---------- Material to process

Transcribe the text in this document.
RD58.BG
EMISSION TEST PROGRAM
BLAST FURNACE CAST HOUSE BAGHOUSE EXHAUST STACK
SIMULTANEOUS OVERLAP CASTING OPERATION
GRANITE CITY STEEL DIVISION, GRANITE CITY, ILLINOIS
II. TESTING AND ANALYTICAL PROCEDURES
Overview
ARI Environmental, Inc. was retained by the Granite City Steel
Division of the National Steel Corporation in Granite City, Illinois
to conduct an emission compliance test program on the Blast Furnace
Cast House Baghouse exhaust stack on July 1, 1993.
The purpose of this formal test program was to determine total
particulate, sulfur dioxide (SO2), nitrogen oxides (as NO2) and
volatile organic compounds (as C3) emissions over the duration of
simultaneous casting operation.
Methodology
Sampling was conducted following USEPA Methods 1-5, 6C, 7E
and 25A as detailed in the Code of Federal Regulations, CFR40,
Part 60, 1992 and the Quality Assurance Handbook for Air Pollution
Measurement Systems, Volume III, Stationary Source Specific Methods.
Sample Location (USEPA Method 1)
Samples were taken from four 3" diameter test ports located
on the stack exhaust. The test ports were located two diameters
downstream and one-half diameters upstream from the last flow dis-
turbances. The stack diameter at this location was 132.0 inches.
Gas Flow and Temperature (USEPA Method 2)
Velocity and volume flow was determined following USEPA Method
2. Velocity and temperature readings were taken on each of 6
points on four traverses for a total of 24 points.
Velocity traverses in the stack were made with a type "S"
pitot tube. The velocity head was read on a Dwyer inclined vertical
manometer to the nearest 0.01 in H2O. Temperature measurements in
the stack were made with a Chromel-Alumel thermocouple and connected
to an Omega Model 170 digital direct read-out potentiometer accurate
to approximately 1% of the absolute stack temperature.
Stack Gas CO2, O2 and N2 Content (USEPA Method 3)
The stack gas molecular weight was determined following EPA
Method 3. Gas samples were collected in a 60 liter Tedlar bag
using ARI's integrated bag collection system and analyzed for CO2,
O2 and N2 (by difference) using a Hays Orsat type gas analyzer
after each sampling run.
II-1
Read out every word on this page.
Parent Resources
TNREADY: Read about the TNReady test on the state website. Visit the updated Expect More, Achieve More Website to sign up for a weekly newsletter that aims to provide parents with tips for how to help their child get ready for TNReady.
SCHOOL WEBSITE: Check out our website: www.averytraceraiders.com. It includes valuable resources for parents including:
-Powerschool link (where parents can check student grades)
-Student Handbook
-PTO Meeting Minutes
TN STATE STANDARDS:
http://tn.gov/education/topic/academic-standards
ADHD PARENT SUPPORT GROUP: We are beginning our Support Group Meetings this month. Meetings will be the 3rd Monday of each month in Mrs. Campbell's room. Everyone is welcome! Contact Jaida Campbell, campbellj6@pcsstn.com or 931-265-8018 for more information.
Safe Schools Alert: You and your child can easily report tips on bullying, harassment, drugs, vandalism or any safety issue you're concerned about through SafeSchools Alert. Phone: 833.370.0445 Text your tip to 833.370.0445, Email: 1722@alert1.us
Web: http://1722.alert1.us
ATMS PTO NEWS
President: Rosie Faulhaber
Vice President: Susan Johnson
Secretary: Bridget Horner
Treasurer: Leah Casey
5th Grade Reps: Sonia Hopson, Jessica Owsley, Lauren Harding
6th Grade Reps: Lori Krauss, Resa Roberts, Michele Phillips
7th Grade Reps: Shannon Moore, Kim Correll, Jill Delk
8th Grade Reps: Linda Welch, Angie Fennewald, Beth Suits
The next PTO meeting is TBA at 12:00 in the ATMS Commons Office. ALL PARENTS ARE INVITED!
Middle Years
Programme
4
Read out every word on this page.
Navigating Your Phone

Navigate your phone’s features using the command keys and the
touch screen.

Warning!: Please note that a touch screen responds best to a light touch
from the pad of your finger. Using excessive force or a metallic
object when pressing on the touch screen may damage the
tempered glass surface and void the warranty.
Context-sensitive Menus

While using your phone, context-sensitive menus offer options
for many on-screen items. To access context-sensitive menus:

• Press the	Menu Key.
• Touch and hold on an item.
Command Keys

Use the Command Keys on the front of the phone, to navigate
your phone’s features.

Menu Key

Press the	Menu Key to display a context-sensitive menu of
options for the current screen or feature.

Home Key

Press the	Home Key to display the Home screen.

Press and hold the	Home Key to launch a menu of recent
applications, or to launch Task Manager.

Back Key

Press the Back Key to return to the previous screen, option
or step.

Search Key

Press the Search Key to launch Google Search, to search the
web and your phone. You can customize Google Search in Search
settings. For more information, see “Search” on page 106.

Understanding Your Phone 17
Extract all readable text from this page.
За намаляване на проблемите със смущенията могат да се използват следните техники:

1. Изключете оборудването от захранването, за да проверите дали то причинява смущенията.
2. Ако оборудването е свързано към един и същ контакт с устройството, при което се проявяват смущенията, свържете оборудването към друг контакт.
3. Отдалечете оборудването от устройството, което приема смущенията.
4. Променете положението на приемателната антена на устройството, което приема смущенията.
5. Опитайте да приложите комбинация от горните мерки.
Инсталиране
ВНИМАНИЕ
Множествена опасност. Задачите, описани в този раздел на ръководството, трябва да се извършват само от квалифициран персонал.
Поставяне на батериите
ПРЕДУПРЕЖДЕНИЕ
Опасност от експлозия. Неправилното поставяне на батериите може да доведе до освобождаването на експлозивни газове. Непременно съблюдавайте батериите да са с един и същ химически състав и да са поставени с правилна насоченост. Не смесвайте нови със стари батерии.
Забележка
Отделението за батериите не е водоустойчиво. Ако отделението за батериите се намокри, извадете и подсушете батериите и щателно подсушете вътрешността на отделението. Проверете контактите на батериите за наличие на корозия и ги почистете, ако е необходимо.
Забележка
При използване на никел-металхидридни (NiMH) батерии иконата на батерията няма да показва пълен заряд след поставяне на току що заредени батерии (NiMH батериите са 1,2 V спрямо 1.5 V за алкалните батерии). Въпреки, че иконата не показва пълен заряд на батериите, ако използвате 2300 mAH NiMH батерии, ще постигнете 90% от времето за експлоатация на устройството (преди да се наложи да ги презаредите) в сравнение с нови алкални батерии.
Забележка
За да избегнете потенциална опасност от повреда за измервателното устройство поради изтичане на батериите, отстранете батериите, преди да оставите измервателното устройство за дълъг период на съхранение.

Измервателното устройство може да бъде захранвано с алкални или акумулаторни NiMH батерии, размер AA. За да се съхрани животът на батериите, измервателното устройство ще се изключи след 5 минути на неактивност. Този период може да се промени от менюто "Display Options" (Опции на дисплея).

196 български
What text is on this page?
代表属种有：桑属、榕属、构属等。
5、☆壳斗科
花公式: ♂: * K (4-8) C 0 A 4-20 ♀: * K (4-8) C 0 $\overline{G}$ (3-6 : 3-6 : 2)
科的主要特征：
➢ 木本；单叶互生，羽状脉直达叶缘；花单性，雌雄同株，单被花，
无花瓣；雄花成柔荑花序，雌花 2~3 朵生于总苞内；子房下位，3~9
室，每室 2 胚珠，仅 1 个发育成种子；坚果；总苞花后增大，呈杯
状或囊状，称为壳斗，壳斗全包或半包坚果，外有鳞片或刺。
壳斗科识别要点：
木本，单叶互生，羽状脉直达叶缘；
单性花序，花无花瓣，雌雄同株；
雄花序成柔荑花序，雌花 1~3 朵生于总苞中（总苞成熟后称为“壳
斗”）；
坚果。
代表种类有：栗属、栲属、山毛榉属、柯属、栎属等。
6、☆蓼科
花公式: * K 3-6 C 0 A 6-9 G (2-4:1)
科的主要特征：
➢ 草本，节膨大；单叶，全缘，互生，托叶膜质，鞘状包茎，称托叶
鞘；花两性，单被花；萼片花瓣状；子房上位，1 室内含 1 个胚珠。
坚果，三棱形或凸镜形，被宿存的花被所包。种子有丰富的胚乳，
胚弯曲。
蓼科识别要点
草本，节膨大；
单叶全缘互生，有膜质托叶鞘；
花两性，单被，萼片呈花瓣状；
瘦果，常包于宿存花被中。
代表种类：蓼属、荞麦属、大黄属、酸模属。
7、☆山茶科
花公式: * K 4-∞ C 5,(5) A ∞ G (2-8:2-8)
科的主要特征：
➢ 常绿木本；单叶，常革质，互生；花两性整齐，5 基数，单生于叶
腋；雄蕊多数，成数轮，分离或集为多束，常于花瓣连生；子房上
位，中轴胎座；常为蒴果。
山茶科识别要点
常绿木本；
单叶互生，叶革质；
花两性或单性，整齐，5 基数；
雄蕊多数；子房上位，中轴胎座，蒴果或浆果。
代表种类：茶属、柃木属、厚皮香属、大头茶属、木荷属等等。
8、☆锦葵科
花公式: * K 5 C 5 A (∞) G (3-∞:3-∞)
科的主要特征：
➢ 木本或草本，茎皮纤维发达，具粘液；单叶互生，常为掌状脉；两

--------------------

→ Exercise:
Filter the records, keeping only lines that contain "което", and show those lines.

→ Output for this task:
2. Ако оборудването е свързано към един и същ контакт с устройството, при което се проявяват смущенията, свържете оборудването към друг контакт.
3. Отдалечете оборудването от устройството, което приема смущенията.
4. Променете положението на приемателната антена на устройството, което приема смущенията.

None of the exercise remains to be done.